> [TASK DETAILS]: Pull out from the material below all lines with "的青春誓言".

— Start —

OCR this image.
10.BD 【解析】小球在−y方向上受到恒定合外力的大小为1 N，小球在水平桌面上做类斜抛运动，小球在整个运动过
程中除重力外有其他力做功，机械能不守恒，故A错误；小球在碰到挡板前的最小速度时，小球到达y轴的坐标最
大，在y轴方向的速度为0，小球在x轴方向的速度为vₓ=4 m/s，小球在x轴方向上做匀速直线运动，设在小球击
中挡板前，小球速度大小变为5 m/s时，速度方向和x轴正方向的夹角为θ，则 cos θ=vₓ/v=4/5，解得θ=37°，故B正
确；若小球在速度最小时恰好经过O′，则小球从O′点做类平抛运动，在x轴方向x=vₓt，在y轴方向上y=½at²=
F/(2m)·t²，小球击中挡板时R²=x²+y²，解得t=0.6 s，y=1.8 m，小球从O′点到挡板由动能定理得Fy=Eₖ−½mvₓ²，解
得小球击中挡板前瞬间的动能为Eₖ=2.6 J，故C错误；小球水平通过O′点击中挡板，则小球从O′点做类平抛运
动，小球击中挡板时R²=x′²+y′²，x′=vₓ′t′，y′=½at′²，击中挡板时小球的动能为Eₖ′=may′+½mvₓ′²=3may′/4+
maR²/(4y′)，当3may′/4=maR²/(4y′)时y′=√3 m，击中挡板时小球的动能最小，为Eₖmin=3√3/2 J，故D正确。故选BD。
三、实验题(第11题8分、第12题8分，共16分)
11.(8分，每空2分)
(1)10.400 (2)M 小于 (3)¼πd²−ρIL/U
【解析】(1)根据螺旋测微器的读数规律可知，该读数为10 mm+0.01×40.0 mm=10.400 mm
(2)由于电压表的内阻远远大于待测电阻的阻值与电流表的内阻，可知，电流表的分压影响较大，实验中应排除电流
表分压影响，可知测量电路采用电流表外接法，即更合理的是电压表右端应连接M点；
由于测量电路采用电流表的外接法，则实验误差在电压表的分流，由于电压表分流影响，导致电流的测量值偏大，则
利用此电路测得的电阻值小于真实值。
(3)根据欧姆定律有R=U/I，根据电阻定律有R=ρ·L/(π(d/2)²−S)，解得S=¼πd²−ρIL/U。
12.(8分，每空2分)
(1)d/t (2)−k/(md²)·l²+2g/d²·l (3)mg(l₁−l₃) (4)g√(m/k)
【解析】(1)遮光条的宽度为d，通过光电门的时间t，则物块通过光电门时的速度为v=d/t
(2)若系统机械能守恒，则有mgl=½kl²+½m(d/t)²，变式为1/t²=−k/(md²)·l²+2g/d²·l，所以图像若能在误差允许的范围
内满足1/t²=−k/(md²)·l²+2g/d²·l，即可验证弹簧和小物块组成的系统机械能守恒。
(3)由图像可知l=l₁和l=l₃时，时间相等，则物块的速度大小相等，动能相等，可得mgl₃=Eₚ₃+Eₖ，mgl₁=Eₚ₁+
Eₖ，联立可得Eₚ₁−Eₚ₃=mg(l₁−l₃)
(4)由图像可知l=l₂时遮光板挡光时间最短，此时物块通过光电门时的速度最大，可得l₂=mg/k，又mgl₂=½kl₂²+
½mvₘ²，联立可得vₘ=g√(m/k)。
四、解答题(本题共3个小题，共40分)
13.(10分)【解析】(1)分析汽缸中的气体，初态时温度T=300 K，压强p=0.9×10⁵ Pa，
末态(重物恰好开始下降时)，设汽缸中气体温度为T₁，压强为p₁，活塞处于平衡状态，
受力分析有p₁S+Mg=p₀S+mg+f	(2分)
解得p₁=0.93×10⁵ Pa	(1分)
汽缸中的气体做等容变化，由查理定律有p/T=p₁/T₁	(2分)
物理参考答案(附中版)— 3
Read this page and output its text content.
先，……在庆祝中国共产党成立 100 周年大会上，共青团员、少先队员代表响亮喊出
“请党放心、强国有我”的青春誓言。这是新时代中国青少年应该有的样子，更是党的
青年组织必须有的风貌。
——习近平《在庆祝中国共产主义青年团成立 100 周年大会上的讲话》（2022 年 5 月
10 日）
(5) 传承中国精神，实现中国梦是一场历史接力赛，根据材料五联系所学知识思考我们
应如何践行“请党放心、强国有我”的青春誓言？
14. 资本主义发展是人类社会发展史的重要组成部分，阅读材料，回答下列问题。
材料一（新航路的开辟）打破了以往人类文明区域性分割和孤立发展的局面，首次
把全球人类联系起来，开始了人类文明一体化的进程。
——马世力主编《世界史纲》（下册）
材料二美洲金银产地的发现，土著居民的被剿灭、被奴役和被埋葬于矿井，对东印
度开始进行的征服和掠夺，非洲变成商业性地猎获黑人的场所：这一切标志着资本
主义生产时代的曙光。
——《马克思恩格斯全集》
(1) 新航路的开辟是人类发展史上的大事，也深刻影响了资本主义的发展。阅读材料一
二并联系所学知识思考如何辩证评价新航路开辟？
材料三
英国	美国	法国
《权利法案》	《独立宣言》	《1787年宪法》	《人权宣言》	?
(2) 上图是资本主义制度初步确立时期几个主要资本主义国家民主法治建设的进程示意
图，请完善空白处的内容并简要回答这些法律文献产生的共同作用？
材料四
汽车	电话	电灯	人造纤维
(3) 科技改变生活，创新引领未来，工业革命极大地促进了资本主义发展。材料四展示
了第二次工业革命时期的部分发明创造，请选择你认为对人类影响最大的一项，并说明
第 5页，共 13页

— End —

> [RESULT BELOW]:
“请党放心、强国有我”的青春誓言。这是新时代中国青少年应该有的样子，更是党的
应如何践行“请党放心、强国有我”的青春誓言？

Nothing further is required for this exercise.